With the pictures omitted, write out the entries that follow exactly as they stand.

[Figure content listings]
□ □ □

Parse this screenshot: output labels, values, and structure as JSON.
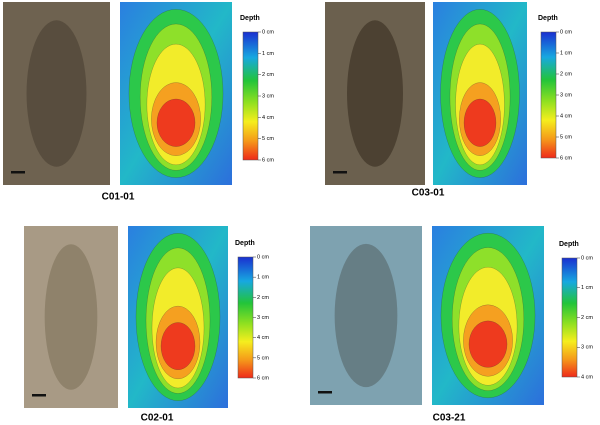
{
  "panels": [
    {
      "label": "C01-01",
      "legend_title": "Depth",
      "legend_ticks": [
        "0 cm",
        "1 cm",
        "2 cm",
        "3 cm",
        "4 cm",
        "5 cm",
        "6 cm"
      ]
    },
    {
      "label": "C03-01",
      "legend_title": "Depth",
      "legend_ticks": [
        "0 cm",
        "1 cm",
        "2 cm",
        "3 cm",
        "4 cm",
        "5 cm",
        "6 cm"
      ]
    },
    {
      "label": "C02-01",
      "legend_title": "Depth",
      "legend_ticks": [
        "0 cm",
        "1 cm",
        "2 cm",
        "3 cm",
        "4 cm",
        "5 cm",
        "6 cm"
      ]
    },
    {
      "label": "C03-21",
      "legend_title": "Depth",
      "legend_ticks": [
        "0 cm",
        "1 cm",
        "2 cm",
        "3 cm",
        "4 cm"
      ]
    }
  ]
}
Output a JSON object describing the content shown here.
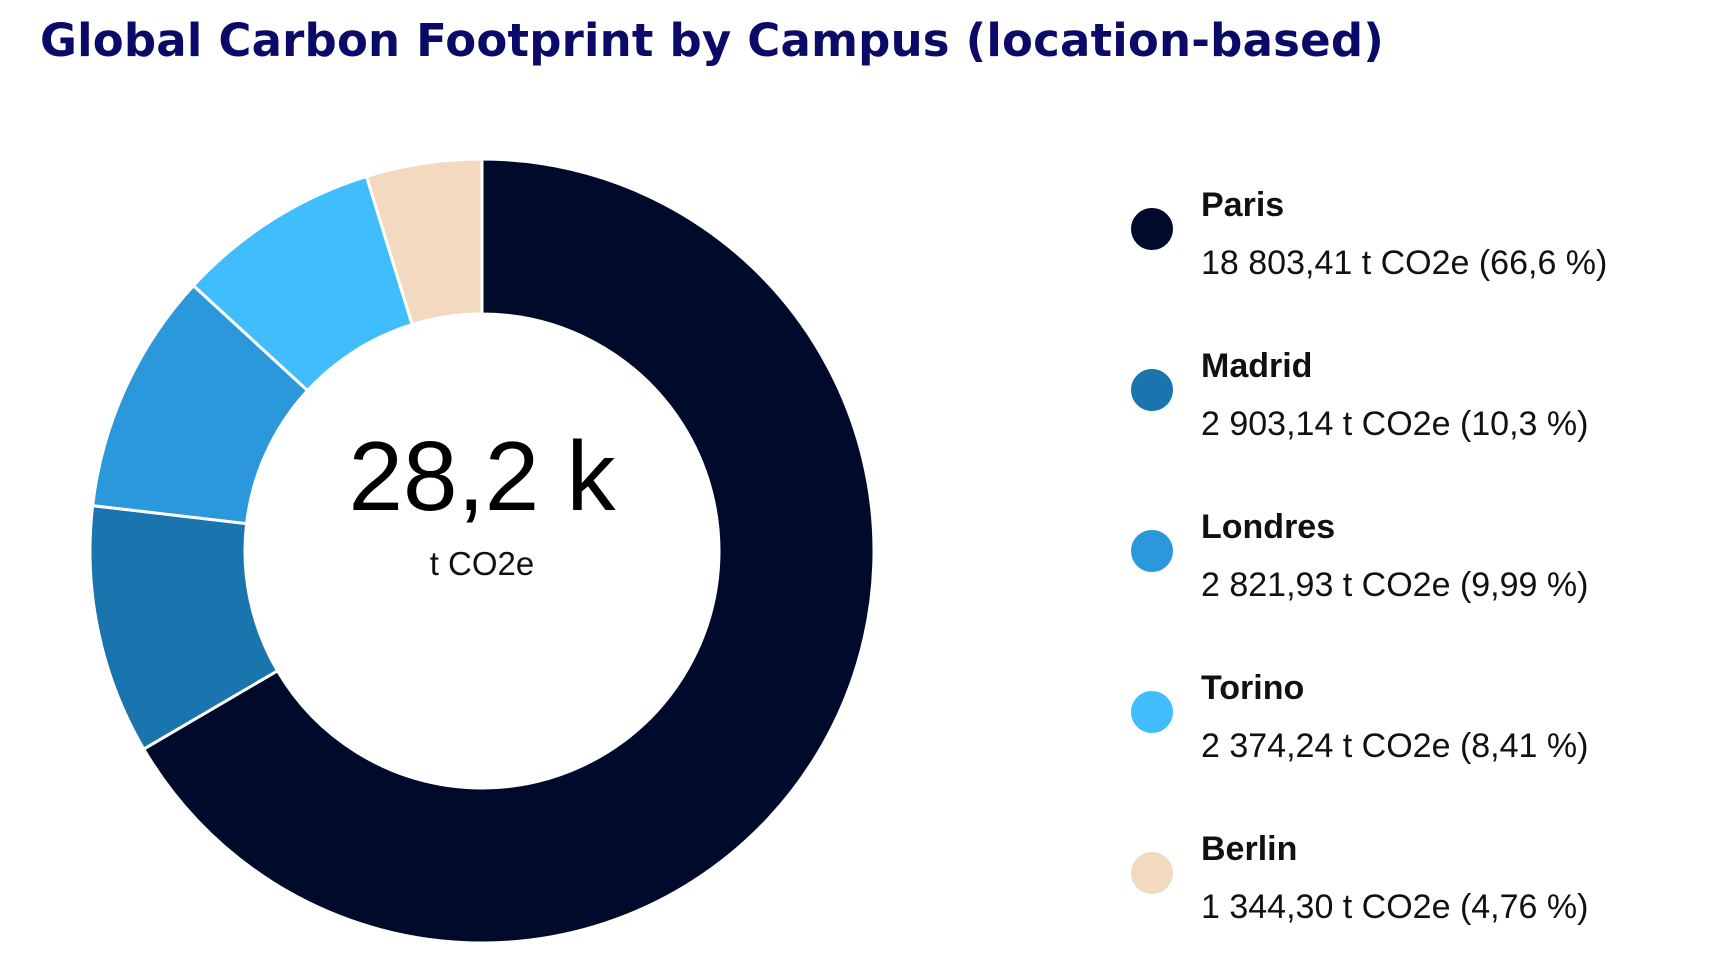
{
  "title": "Global Carbon Footprint by Campus (location-based)",
  "center": {
    "value": "28,2 k",
    "unit": "t CO2e"
  },
  "legend": [
    {
      "name": "Paris",
      "value_text": "18 803,41 t CO2e (66,6 %)",
      "color": "#000a2b"
    },
    {
      "name": "Madrid",
      "value_text": "2 903,14 t CO2e (10,3 %)",
      "color": "#1a74ae"
    },
    {
      "name": "Londres",
      "value_text": "2 821,93 t CO2e (9,99 %)",
      "color": "#2a98da"
    },
    {
      "name": "Torino",
      "value_text": "2 374,24 t CO2e (8,41 %)",
      "color": "#40bdfd"
    },
    {
      "name": "Berlin",
      "value_text": "1 344,30 t CO2e (4,76 %)",
      "color": "#f2d9bf"
    }
  ],
  "chart_data": {
    "type": "pie",
    "variant": "donut",
    "title": "Global Carbon Footprint by Campus (location-based)",
    "categories": [
      "Paris",
      "Madrid",
      "Londres",
      "Torino",
      "Berlin"
    ],
    "values": [
      18803.41,
      2903.14,
      2821.93,
      2374.24,
      1344.3
    ],
    "percentages": [
      66.6,
      10.3,
      9.99,
      8.41,
      4.76
    ],
    "unit": "t CO2e",
    "total_label": "28,2 k",
    "colors": [
      "#000a2b",
      "#1a74ae",
      "#2a98da",
      "#40bdfd",
      "#f2d9bf"
    ],
    "start_angle": "12 o'clock, clockwise",
    "legend_position": "right"
  }
}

□ □ □

- Written solution:
Parse this screenshot: output labels, values, and structure as JSON.
{
  "panels": [
    {
      "label": "C01-01",
      "legend_title": "Depth",
      "legend_ticks": [
        "0 cm",
        "1 cm",
        "2 cm",
        "3 cm",
        "4 cm",
        "5 cm",
        "6 cm"
      ]
    },
    {
      "label": "C03-01",
      "legend_title": "Depth",
      "legend_ticks": [
        "0 cm",
        "1 cm",
        "2 cm",
        "3 cm",
        "4 cm",
        "5 cm",
        "6 cm"
      ]
    },
    {
      "label": "C02-01",
      "legend_title": "Depth",
      "legend_ticks": [
        "0 cm",
        "1 cm",
        "2 cm",
        "3 cm",
        "4 cm",
        "5 cm",
        "6 cm"
      ]
    },
    {
      "label": "C03-21",
      "legend_title": "Depth",
      "legend_ticks": [
        "0 cm",
        "1 cm",
        "2 cm",
        "3 cm",
        "4 cm"
      ]
    }
  ]
}
Output a JSON object describing the content shown here.
{
  "title": "Global Carbon Footprint by Campus (location-based)",
  "center": {
    "value": "28,2 k",
    "unit": "t CO2e"
  },
  "legend": [
    {
      "name": "Paris",
      "value_text": "18 803,41 t CO2e (66,6 %)",
      "color": "#000a2b"
    },
    {
      "name": "Madrid",
      "value_text": "2 903,14 t CO2e (10,3 %)",
      "color": "#1a74ae"
    },
    {
      "name": "Londres",
      "value_text": "2 821,93 t CO2e (9,99 %)",
      "color": "#2a98da"
    },
    {
      "name": "Torino",
      "value_text": "2 374,24 t CO2e (8,41 %)",
      "color": "#40bdfd"
    },
    {
      "name": "Berlin",
      "value_text": "1 344,30 t CO2e (4,76 %)",
      "color": "#f2d9bf"
    }
  ],
  "chart_data": {
    "type": "pie",
    "variant": "donut",
    "title": "Global Carbon Footprint by Campus (location-based)",
    "categories": [
      "Paris",
      "Madrid",
      "Londres",
      "Torino",
      "Berlin"
    ],
    "values": [
      18803.41,
      2903.14,
      2821.93,
      2374.24,
      1344.3
    ],
    "percentages": [
      66.6,
      10.3,
      9.99,
      8.41,
      4.76
    ],
    "unit": "t CO2e",
    "total_label": "28,2 k",
    "colors": [
      "#000a2b",
      "#1a74ae",
      "#2a98da",
      "#40bdfd",
      "#f2d9bf"
    ],
    "start_angle": "12 o'clock, clockwise",
    "legend_position": "right"
  }
}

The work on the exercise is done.